> _Work to do_:
Copy out all lines with the word "What" in them.
★ ★ ★ ★ ★
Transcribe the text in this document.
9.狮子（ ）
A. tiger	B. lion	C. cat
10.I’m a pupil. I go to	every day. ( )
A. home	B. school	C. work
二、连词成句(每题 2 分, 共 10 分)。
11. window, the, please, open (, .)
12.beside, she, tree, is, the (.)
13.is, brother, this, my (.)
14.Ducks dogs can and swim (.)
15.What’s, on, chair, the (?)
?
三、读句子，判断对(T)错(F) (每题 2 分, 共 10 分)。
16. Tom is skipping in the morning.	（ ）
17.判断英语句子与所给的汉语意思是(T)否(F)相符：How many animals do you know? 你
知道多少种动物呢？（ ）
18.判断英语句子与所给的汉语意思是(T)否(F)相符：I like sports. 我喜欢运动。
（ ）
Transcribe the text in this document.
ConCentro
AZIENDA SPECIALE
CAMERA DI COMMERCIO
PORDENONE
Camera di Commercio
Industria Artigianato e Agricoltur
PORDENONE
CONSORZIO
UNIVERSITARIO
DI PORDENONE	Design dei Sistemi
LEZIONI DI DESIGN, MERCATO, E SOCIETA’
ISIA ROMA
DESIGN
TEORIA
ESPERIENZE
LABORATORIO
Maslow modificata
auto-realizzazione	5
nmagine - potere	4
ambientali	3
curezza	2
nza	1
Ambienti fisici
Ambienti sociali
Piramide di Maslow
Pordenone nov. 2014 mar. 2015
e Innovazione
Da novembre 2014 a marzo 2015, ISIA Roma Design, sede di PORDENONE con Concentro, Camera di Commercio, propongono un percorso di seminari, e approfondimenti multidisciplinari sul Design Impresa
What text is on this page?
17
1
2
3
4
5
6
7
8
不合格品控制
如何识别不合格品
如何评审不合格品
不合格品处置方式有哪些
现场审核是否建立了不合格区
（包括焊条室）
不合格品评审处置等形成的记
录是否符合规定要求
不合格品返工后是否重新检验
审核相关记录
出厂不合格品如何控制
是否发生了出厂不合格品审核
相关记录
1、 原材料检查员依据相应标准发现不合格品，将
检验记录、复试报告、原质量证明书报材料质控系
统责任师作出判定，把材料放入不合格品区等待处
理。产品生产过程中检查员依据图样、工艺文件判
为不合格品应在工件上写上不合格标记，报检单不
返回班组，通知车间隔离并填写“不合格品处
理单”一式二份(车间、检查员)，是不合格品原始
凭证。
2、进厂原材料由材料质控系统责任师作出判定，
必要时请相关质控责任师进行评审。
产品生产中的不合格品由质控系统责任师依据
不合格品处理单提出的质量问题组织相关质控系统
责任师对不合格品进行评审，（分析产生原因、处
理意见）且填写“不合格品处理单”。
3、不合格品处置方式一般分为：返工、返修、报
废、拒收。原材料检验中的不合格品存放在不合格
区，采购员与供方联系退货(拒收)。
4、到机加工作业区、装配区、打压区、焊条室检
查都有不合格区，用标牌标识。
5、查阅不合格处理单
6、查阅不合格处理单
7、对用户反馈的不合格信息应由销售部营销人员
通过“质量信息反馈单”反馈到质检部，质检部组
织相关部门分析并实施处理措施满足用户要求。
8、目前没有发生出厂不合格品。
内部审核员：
★ ★ ★ ★ ★
> _Finished task_:
15.What’s, on, chair, the (?)
What text is on this page?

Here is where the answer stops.